WHAT TO WORK ON »
Reproduce each record below exactly as written.

------------------------------------------------

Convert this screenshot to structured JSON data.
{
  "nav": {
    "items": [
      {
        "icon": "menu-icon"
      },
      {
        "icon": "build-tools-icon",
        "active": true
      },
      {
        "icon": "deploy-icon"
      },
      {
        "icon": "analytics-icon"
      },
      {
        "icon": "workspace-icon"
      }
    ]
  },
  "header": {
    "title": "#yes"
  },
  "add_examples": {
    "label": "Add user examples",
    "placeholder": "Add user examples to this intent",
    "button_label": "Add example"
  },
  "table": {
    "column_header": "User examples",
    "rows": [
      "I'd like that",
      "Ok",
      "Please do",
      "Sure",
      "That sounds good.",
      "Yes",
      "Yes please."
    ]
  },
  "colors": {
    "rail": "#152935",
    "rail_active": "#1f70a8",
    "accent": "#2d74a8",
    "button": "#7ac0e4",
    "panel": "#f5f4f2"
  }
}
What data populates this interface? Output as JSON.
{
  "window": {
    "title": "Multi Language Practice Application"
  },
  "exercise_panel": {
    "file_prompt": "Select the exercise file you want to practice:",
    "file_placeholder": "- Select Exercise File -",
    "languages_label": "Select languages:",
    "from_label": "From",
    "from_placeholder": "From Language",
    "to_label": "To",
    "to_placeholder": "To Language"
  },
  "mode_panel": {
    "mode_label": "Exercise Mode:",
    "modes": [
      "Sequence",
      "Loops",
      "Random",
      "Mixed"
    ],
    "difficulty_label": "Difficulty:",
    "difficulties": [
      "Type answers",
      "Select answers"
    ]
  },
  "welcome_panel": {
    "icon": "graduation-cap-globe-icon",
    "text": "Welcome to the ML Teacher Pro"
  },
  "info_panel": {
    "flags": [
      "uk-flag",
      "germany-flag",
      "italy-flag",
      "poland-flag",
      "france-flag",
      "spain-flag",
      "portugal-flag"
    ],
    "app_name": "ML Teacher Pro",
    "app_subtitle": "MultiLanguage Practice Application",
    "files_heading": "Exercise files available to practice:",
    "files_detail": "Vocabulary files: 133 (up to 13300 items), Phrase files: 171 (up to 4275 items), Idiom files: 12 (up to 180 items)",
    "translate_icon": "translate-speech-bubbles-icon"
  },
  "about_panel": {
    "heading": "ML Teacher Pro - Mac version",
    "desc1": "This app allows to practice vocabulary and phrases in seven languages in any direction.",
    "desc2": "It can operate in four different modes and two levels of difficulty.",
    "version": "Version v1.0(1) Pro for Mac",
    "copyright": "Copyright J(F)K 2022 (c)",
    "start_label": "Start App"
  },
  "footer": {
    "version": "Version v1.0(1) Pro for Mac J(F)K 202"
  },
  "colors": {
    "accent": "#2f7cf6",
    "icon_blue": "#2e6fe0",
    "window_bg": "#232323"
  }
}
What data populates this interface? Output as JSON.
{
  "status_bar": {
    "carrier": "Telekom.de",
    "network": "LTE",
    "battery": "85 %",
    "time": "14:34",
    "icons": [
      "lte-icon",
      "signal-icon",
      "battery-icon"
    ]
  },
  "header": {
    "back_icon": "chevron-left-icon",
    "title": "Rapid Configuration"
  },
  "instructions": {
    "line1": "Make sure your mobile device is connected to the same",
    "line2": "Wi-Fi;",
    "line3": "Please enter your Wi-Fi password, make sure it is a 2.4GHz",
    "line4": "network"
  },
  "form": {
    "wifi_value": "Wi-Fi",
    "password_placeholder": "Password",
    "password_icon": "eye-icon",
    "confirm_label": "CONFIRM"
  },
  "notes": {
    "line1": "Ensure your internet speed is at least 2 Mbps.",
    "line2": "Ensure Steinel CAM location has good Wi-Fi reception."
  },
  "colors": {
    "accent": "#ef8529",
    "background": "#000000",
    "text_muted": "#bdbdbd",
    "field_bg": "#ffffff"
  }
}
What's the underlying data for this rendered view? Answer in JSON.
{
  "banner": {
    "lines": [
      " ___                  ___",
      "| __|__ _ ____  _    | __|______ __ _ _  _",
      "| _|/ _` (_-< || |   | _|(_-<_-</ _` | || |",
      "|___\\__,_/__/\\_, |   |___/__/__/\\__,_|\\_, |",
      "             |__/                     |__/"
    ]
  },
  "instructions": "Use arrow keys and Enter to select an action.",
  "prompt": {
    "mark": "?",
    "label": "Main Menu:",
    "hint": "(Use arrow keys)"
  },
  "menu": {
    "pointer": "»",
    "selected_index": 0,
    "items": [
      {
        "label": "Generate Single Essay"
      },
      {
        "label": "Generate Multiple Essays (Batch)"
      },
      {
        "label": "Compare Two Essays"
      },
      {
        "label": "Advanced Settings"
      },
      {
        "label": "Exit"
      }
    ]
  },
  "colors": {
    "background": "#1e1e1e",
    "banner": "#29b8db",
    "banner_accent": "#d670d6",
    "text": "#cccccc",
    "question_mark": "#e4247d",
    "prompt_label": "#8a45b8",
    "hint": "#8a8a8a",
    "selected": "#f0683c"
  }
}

------------------------------------------------

SOLUTION FOR THIS TASK »
Convert this screenshot to structured JSON data.
{
  "nav": {
    "items": [
      {
        "icon": "menu-icon"
      },
      {
        "icon": "build-tools-icon",
        "active": true
      },
      {
        "icon": "deploy-icon"
      },
      {
        "icon": "analytics-icon"
      },
      {
        "icon": "workspace-icon"
      }
    ]
  },
  "header": {
    "title": "#yes"
  },
  "add_examples": {
    "label": "Add user examples",
    "placeholder": "Add user examples to this intent",
    "button_label": "Add example"
  },
  "table": {
    "column_header": "User examples",
    "rows": [
      "I'd like that",
      "Ok",
      "Please do",
      "Sure",
      "That sounds good.",
      "Yes",
      "Yes please."
    ]
  },
  "colors": {
    "rail": "#152935",
    "rail_active": "#1f70a8",
    "accent": "#2d74a8",
    "button": "#7ac0e4",
    "panel": "#f5f4f2"
  }
}
What data populates this interface? Output as JSON.
{
  "window": {
    "title": "Multi Language Practice Application"
  },
  "exercise_panel": {
    "file_prompt": "Select the exercise file you want to practice:",
    "file_placeholder": "- Select Exercise File -",
    "languages_label": "Select languages:",
    "from_label": "From",
    "from_placeholder": "From Language",
    "to_label": "To",
    "to_placeholder": "To Language"
  },
  "mode_panel": {
    "mode_label": "Exercise Mode:",
    "modes": [
      "Sequence",
      "Loops",
      "Random",
      "Mixed"
    ],
    "difficulty_label": "Difficulty:",
    "difficulties": [
      "Type answers",
      "Select answers"
    ]
  },
  "welcome_panel": {
    "icon": "graduation-cap-globe-icon",
    "text": "Welcome to the ML Teacher Pro"
  },
  "info_panel": {
    "flags": [
      "uk-flag",
      "germany-flag",
      "italy-flag",
      "poland-flag",
      "france-flag",
      "spain-flag",
      "portugal-flag"
    ],
    "app_name": "ML Teacher Pro",
    "app_subtitle": "MultiLanguage Practice Application",
    "files_heading": "Exercise files available to practice:",
    "files_detail": "Vocabulary files: 133 (up to 13300 items), Phrase files: 171 (up to 4275 items), Idiom files: 12 (up to 180 items)",
    "translate_icon": "translate-speech-bubbles-icon"
  },
  "about_panel": {
    "heading": "ML Teacher Pro - Mac version",
    "desc1": "This app allows to practice vocabulary and phrases in seven languages in any direction.",
    "desc2": "It can operate in four different modes and two levels of difficulty.",
    "version": "Version v1.0(1) Pro for Mac",
    "copyright": "Copyright J(F)K 2022 (c)",
    "start_label": "Start App"
  },
  "footer": {
    "version": "Version v1.0(1) Pro for Mac J(F)K 202"
  },
  "colors": {
    "accent": "#2f7cf6",
    "icon_blue": "#2e6fe0",
    "window_bg": "#232323"
  }
}
What data populates this interface? Output as JSON.
{
  "status_bar": {
    "carrier": "Telekom.de",
    "network": "LTE",
    "battery": "85 %",
    "time": "14:34",
    "icons": [
      "lte-icon",
      "signal-icon",
      "battery-icon"
    ]
  },
  "header": {
    "back_icon": "chevron-left-icon",
    "title": "Rapid Configuration"
  },
  "instructions": {
    "line1": "Make sure your mobile device is connected to the same",
    "line2": "Wi-Fi;",
    "line3": "Please enter your Wi-Fi password, make sure it is a 2.4GHz",
    "line4": "network"
  },
  "form": {
    "wifi_value": "Wi-Fi",
    "password_placeholder": "Password",
    "password_icon": "eye-icon",
    "confirm_label": "CONFIRM"
  },
  "notes": {
    "line1": "Ensure your internet speed is at least 2 Mbps.",
    "line2": "Ensure Steinel CAM location has good Wi-Fi reception."
  },
  "colors": {
    "accent": "#ef8529",
    "background": "#000000",
    "text_muted": "#bdbdbd",
    "field_bg": "#ffffff"
  }
}
What's the underlying data for this rendered view? Answer in JSON.
{
  "banner": {
    "lines": [
      " ___                  ___",
      "| __|__ _ ____  _    | __|______ __ _ _  _",
      "| _|/ _` (_-< || |   | _|(_-<_-</ _` | || |",
      "|___\\__,_/__/\\_, |   |___/__/__/\\__,_|\\_, |",
      "             |__/                     |__/"
    ]
  },
  "instructions": "Use arrow keys and Enter to select an action.",
  "prompt": {
    "mark": "?",
    "label": "Main Menu:",
    "hint": "(Use arrow keys)"
  },
  "menu": {
    "pointer": "»",
    "selected_index": 0,
    "items": [
      {
        "label": "Generate Single Essay"
      },
      {
        "label": "Generate Multiple Essays (Batch)"
      },
      {
        "label": "Compare Two Essays"
      },
      {
        "label": "Advanced Settings"
      },
      {
        "label": "Exit"
      }
    ]
  },
  "colors": {
    "background": "#1e1e1e",
    "banner": "#29b8db",
    "banner_accent": "#d670d6",
    "text": "#cccccc",
    "question_mark": "#e4247d",
    "prompt_label": "#8a45b8",
    "hint": "#8a8a8a",
    "selected": "#f0683c"
  }
}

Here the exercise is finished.